* Begin *

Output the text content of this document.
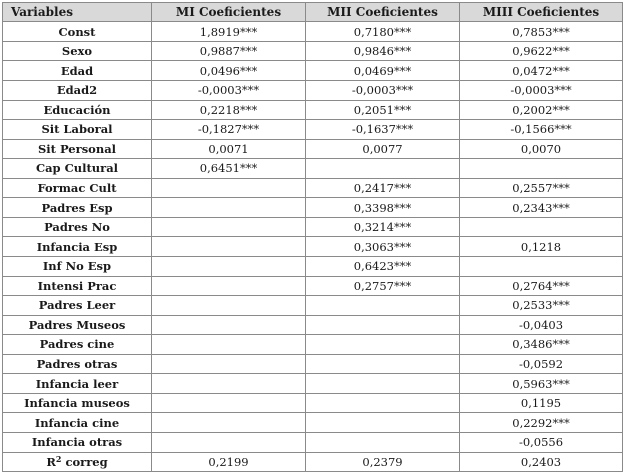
Variables	MI Coeficientes	MII Coeficientes	MIII Coeficientes
Const	1,8919***	0,7180***	0,7853***
Sexo	0,9887***	0,9846***	0,9622***
Edad	0,0496***	0,0469***	0,0472***
Edad2	-0,0003***	-0,0003***	-0,0003***
Educación	0,2218***	0,2051***	0,2002***
Sit Laboral	-0,1827***	-0,1637***	-0,1566***
Sit Personal	0,0071	0,0077	0,0070
Cap Cultural	0,6451***		
Formac Cult		0,2417***	0,2557***
Padres Esp		0,3398***	0,2343***
Padres No		0,3214***	
Infancia Esp		0,3063***	0,1218
Inf No Esp		0,6423***	
Intensi Prac		0,2757***	0,2764***
Padres Leer			0,2533***
Padres Museos			-0,0403
Padres cine			0,3486***
Padres otras			-0,0592
Infancia leer			0,5963***
Infancia museos			0,1195
Infancia cine			0,2292***
Infancia otras			-0,0556
$R^2$ correg	0,2199	0,2379	0,2403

* End *

» **EXERCISE DESCRIPTION**
The answer is a single number: how many lines include the word "Padres"?

» **EXERCISE OUTPUT**
6